[Dataset records]
>> START
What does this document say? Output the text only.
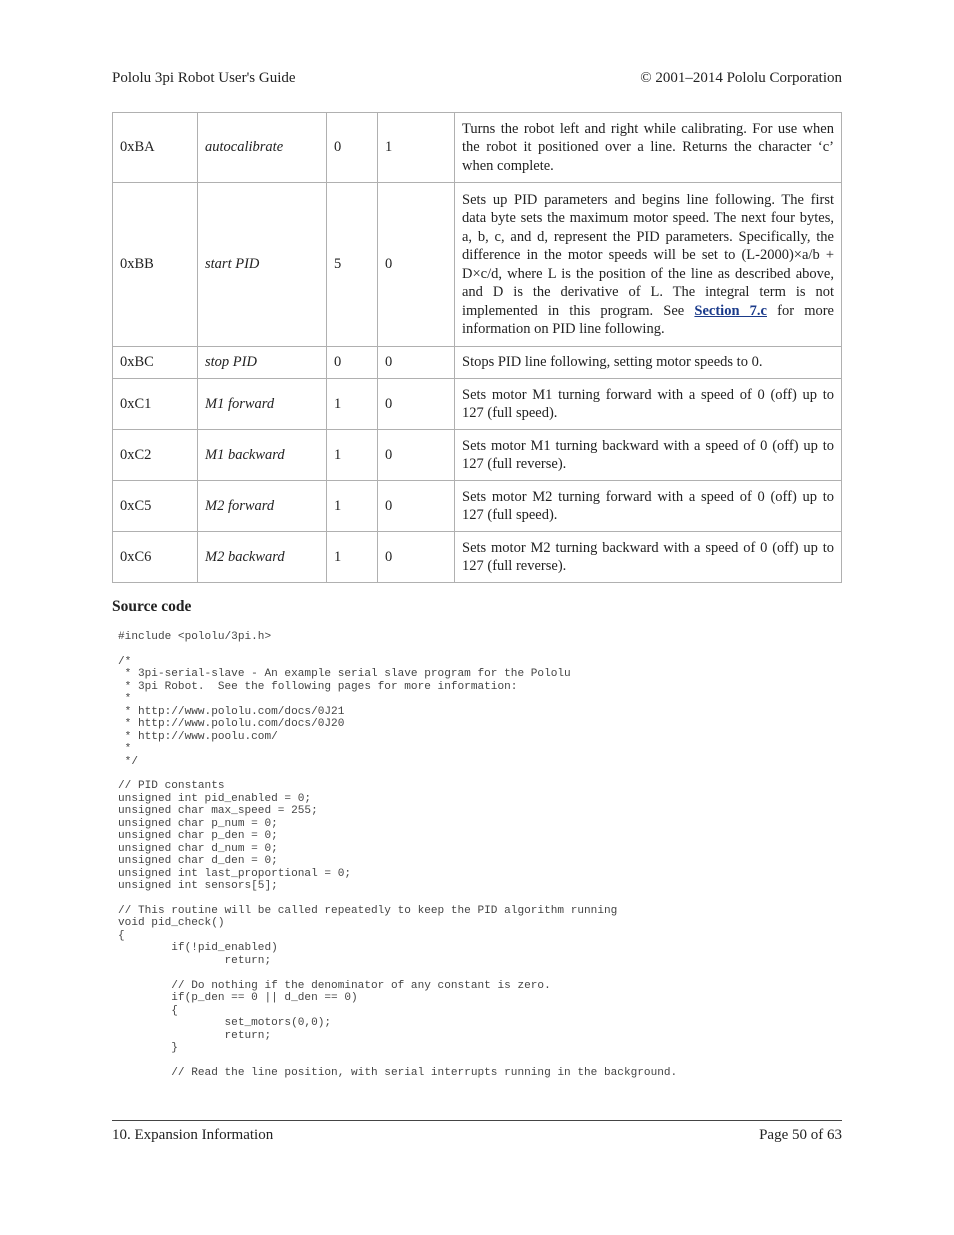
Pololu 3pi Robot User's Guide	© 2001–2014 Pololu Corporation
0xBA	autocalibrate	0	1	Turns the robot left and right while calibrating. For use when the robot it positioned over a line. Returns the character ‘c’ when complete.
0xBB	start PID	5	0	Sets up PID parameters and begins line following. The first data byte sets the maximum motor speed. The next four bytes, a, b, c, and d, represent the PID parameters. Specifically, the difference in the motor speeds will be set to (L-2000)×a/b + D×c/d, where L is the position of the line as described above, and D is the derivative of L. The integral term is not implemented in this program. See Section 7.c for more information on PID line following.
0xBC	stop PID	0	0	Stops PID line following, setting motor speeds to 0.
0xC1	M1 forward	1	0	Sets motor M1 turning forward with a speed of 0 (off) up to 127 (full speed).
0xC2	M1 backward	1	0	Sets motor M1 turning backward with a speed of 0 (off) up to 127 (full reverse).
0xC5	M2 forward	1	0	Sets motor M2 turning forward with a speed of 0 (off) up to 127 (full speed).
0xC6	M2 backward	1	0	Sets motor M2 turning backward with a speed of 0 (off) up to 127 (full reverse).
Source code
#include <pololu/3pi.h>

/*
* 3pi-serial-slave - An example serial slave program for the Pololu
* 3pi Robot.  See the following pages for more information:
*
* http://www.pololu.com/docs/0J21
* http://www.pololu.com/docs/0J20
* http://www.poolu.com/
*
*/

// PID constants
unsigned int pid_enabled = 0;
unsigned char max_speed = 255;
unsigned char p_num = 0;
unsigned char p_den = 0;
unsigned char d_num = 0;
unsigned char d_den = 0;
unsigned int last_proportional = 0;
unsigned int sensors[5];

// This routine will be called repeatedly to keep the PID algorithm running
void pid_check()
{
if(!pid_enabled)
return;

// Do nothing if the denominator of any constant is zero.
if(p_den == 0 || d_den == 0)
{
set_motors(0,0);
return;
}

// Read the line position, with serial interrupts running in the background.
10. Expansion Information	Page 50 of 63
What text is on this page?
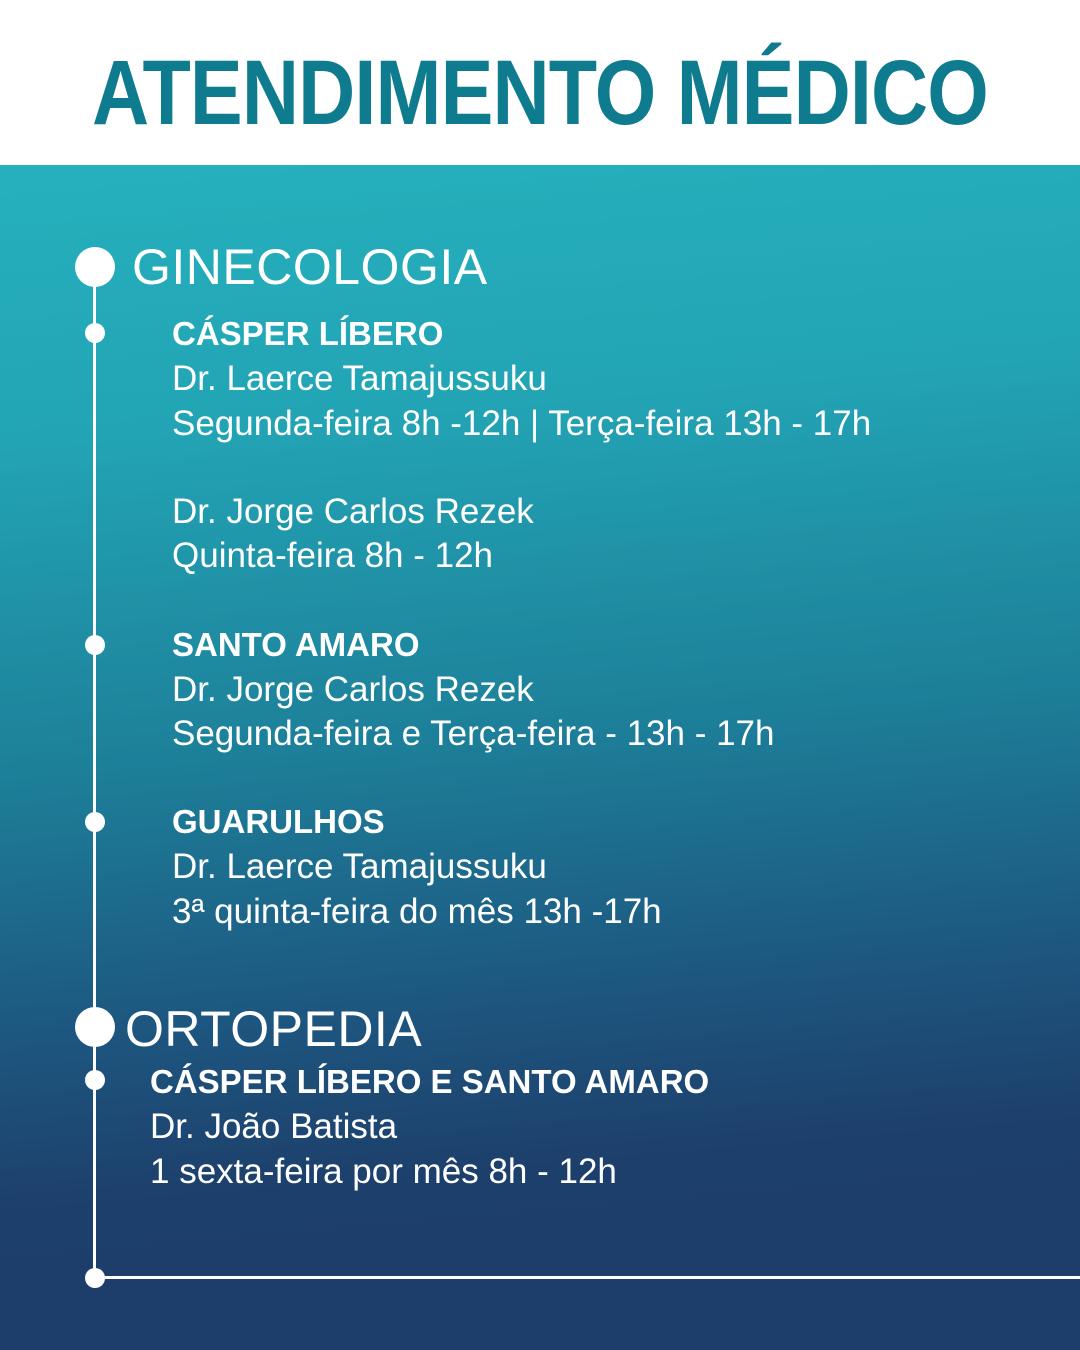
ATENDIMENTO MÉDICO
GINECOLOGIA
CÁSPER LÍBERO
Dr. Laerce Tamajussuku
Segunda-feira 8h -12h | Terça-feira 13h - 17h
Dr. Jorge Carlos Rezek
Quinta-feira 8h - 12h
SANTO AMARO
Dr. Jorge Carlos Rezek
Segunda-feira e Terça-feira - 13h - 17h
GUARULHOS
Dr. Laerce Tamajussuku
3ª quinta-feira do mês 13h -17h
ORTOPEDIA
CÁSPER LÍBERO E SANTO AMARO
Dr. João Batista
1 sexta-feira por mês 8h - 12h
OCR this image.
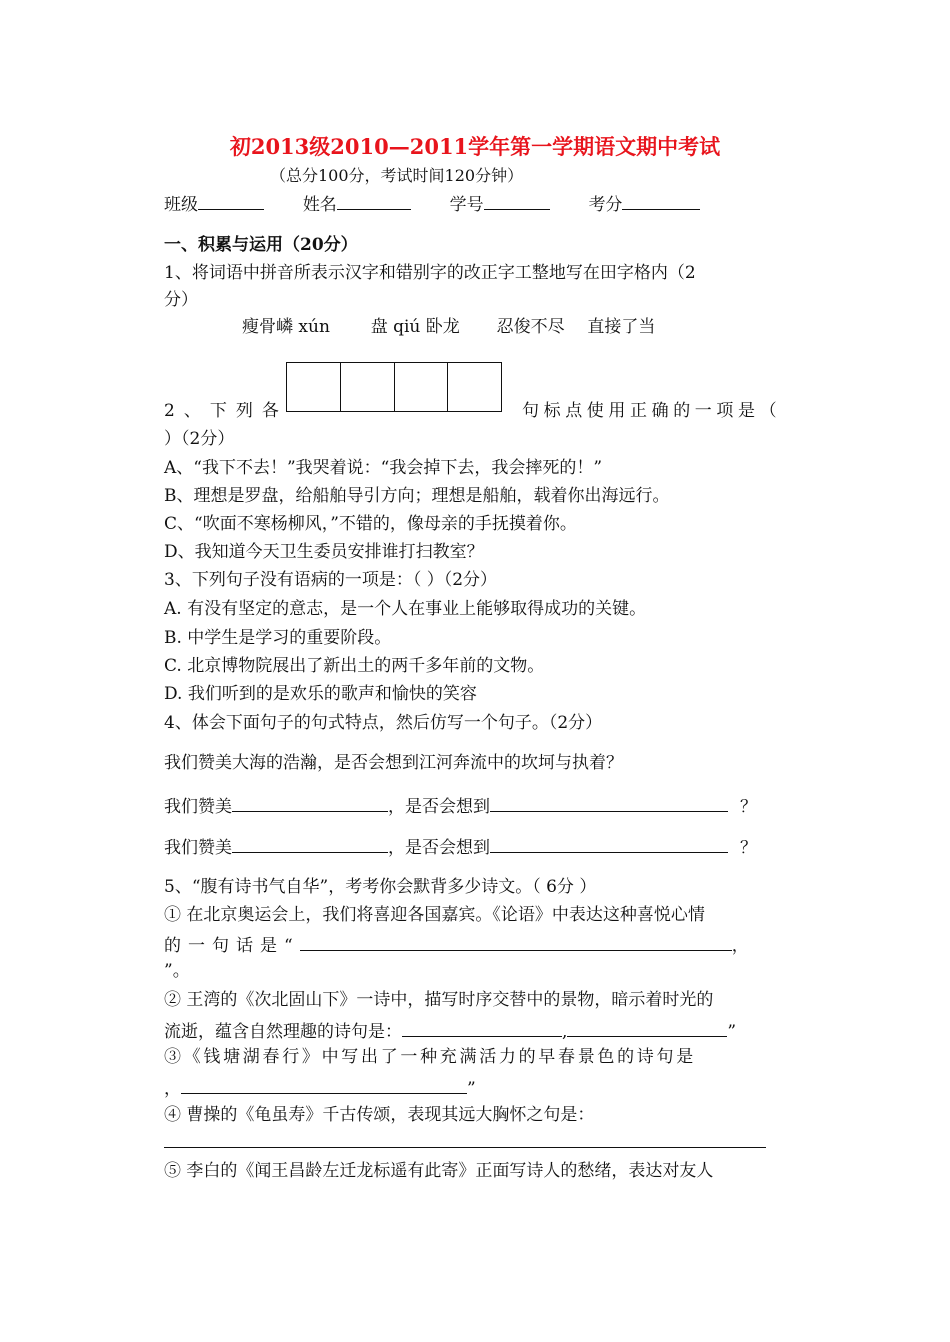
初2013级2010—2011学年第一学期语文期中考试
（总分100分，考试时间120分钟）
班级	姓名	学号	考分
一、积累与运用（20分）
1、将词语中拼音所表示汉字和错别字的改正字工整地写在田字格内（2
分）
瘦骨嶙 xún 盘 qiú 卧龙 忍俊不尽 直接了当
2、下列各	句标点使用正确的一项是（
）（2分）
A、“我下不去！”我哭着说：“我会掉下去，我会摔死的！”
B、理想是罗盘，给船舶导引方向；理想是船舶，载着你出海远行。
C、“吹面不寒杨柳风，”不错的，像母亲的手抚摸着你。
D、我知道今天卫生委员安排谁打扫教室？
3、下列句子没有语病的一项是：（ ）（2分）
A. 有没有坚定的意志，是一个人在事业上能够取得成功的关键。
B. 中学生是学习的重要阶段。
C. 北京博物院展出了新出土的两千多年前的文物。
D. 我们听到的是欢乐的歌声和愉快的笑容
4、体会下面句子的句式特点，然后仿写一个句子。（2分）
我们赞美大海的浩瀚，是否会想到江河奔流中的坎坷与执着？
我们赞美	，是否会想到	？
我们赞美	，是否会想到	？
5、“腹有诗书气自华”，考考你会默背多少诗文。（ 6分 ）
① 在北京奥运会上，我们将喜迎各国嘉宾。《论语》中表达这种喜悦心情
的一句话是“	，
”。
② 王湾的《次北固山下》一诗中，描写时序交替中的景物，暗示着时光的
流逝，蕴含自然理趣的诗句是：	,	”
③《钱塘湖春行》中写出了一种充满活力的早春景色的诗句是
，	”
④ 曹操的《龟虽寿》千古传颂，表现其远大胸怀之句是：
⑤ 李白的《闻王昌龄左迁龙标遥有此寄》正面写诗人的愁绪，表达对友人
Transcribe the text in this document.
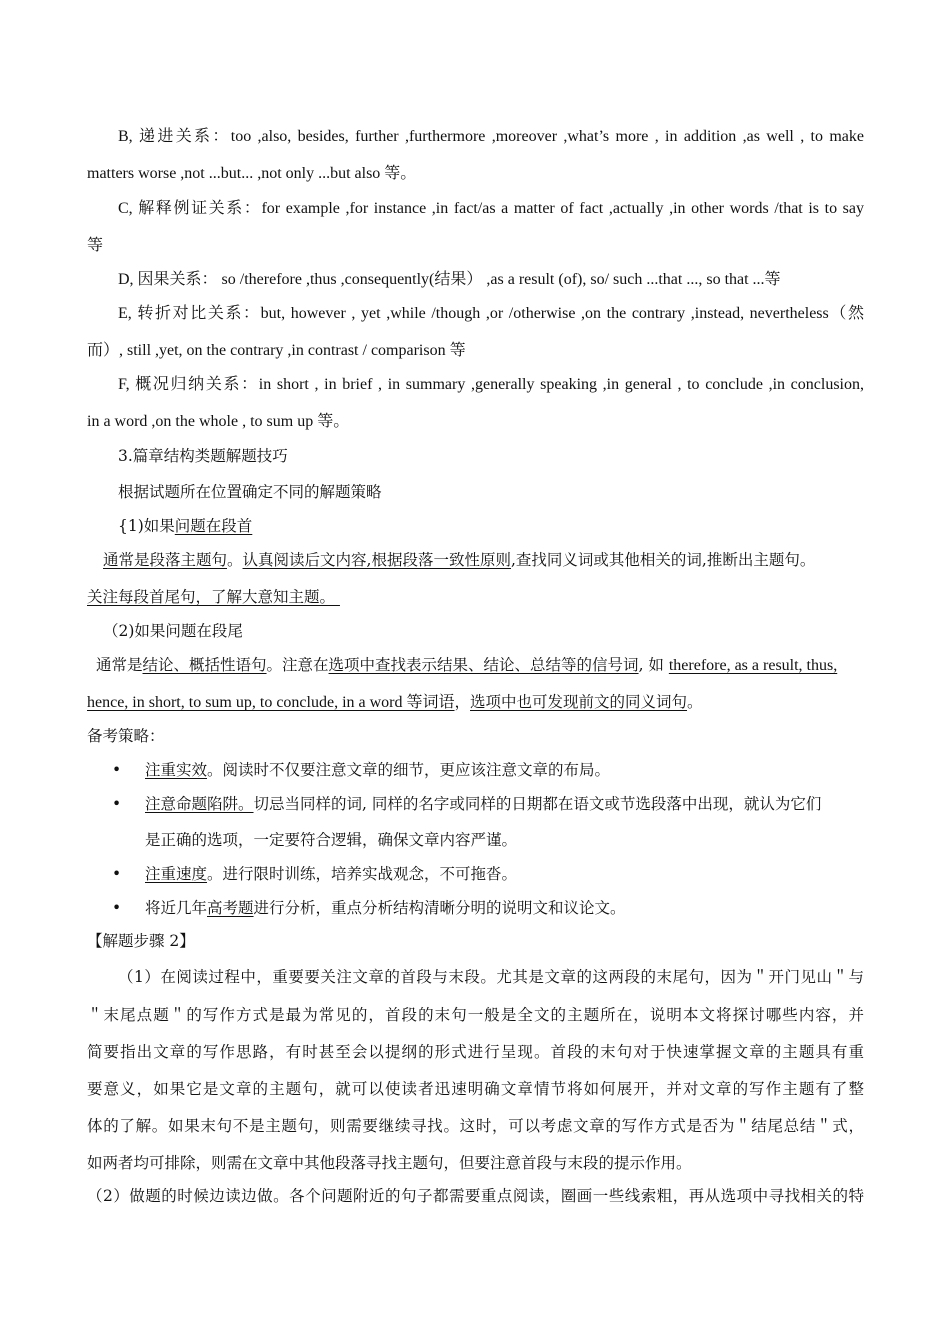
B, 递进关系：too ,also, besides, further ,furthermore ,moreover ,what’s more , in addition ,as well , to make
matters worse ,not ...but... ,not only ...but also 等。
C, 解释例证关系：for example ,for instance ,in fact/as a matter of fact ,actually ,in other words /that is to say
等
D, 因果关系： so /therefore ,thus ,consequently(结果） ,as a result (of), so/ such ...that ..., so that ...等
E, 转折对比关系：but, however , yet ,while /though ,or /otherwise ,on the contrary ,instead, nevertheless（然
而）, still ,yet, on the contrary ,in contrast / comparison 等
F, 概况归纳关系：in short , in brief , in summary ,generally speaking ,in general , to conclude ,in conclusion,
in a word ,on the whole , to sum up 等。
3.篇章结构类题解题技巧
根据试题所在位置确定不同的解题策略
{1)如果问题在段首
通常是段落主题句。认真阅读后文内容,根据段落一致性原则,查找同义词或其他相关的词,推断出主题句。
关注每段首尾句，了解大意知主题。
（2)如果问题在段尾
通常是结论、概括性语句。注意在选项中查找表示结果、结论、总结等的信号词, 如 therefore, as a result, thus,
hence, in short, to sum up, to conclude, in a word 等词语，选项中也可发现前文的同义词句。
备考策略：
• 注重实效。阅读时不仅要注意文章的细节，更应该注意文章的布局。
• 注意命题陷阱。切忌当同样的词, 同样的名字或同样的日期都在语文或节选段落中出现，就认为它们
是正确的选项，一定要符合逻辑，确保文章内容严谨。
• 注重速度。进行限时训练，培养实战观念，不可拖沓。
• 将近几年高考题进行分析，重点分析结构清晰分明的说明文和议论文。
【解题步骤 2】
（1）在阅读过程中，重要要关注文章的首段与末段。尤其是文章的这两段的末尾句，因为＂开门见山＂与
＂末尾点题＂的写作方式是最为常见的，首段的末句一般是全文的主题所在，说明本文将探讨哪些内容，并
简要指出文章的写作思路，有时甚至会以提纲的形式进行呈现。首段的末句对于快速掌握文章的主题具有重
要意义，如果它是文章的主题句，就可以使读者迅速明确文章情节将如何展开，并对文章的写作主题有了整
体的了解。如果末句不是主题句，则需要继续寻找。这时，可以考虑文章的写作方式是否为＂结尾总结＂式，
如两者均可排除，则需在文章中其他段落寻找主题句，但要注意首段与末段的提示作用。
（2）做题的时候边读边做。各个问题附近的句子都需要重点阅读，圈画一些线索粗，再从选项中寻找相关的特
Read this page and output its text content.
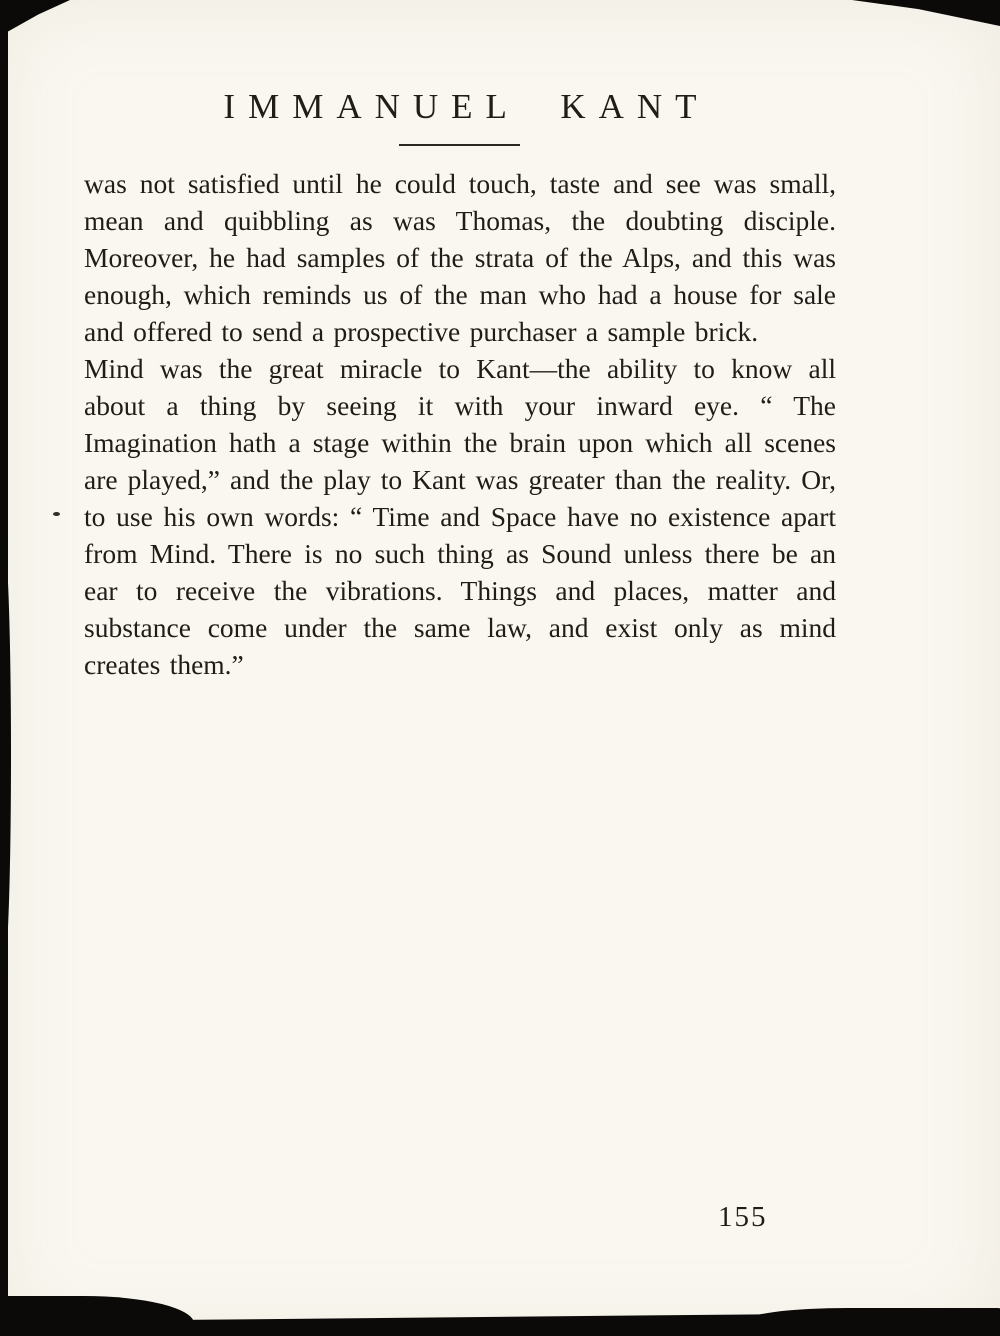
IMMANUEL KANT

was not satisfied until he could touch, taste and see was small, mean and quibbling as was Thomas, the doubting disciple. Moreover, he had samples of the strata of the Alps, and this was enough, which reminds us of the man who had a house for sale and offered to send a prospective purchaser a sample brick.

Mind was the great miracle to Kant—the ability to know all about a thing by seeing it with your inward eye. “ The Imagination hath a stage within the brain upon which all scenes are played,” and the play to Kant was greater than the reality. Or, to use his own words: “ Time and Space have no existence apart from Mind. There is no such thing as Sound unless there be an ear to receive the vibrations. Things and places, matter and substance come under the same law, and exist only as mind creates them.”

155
>> END
▶ **Your objective**:
Give the number of lines in the listing above that contain "also", and nothing else.

▶ **Exercise answer**:
2